Would you transcribe all of the data exactly, down to the last character?

= Provided information =
■ ■ ■ ■
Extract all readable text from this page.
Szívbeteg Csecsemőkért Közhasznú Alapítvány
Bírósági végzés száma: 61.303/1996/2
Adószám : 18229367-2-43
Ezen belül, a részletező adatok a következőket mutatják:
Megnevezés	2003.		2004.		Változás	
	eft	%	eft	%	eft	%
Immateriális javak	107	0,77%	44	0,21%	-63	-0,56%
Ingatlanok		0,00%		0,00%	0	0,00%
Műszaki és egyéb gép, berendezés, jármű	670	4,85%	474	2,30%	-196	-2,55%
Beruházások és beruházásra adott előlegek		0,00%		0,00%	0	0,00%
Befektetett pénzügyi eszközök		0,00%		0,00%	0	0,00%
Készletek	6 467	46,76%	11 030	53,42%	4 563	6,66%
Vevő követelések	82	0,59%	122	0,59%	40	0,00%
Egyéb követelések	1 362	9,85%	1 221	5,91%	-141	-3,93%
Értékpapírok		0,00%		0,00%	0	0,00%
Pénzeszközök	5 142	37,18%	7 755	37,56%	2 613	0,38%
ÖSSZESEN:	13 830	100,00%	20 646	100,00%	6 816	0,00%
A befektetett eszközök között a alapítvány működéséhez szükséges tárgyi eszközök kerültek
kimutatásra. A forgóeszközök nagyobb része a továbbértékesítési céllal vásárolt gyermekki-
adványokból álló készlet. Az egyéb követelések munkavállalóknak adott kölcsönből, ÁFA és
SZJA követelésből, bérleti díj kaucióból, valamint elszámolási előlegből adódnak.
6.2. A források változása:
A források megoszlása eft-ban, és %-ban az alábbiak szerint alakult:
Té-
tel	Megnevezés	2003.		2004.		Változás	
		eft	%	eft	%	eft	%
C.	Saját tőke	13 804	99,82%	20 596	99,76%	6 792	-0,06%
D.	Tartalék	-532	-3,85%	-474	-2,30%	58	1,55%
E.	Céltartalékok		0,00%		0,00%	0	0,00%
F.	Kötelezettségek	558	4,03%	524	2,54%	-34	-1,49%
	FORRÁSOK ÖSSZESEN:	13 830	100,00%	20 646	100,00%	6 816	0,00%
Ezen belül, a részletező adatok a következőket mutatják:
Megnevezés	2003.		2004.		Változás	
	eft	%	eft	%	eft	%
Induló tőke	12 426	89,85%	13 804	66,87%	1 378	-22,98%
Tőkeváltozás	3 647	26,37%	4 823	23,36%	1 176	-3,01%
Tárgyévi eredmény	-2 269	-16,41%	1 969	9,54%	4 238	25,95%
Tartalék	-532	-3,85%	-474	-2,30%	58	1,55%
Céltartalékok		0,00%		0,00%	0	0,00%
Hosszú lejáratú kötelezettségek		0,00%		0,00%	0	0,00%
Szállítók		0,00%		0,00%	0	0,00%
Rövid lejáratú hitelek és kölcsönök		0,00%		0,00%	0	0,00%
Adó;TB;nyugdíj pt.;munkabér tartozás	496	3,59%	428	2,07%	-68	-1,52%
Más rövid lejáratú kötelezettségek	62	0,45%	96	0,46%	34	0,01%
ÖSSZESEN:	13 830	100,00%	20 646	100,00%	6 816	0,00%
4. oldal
■ ■ ■ ■
= Output for this task =
Extract all readable text from this page.
Szívbeteg Csecsemőkért Közhasznú Alapítvány
Bírósági végzés száma: 61.303/1996/2
Adószám : 18229367-2-43
Ezen belül, a részletező adatok a következőket mutatják:
Megnevezés	2003.		2004.		Változás	
	eft	%	eft	%	eft	%
Immateriális javak	107	0,77%	44	0,21%	-63	-0,56%
Ingatlanok		0,00%		0,00%	0	0,00%
Műszaki és egyéb gép, berendezés, jármű	670	4,85%	474	2,30%	-196	-2,55%
Beruházások és beruházásra adott előlegek		0,00%		0,00%	0	0,00%
Befektetett pénzügyi eszközök		0,00%		0,00%	0	0,00%
Készletek	6 467	46,76%	11 030	53,42%	4 563	6,66%
Vevő követelések	82	0,59%	122	0,59%	40	0,00%
Egyéb követelések	1 362	9,85%	1 221	5,91%	-141	-3,93%
Értékpapírok		0,00%		0,00%	0	0,00%
Pénzeszközök	5 142	37,18%	7 755	37,56%	2 613	0,38%
ÖSSZESEN:	13 830	100,00%	20 646	100,00%	6 816	0,00%
A befektetett eszközök között a alapítvány működéséhez szükséges tárgyi eszközök kerültek
kimutatásra. A forgóeszközök nagyobb része a továbbértékesítési céllal vásárolt gyermekki-
adványokból álló készlet. Az egyéb követelések munkavállalóknak adott kölcsönből, ÁFA és
SZJA követelésből, bérleti díj kaucióból, valamint elszámolási előlegből adódnak.
6.2. A források változása:
A források megoszlása eft-ban, és %-ban az alábbiak szerint alakult:
Té-
tel	Megnevezés	2003.		2004.		Változás	
		eft	%	eft	%	eft	%
C.	Saját tőke	13 804	99,82%	20 596	99,76%	6 792	-0,06%
D.	Tartalék	-532	-3,85%	-474	-2,30%	58	1,55%
E.	Céltartalékok		0,00%		0,00%	0	0,00%
F.	Kötelezettségek	558	4,03%	524	2,54%	-34	-1,49%
	FORRÁSOK ÖSSZESEN:	13 830	100,00%	20 646	100,00%	6 816	0,00%
Ezen belül, a részletező adatok a következőket mutatják:
Megnevezés	2003.		2004.		Változás	
	eft	%	eft	%	eft	%
Induló tőke	12 426	89,85%	13 804	66,87%	1 378	-22,98%
Tőkeváltozás	3 647	26,37%	4 823	23,36%	1 176	-3,01%
Tárgyévi eredmény	-2 269	-16,41%	1 969	9,54%	4 238	25,95%
Tartalék	-532	-3,85%	-474	-2,30%	58	1,55%
Céltartalékok		0,00%		0,00%	0	0,00%
Hosszú lejáratú kötelezettségek		0,00%		0,00%	0	0,00%
Szállítók		0,00%		0,00%	0	0,00%
Rövid lejáratú hitelek és kölcsönök		0,00%		0,00%	0	0,00%
Adó;TB;nyugdíj pt.;munkabér tartozás	496	3,59%	428	2,07%	-68	-1,52%
Más rövid lejáratú kötelezettségek	62	0,45%	96	0,46%	34	0,01%
ÖSSZESEN:	13 830	100,00%	20 646	100,00%	6 816	0,00%
4. oldal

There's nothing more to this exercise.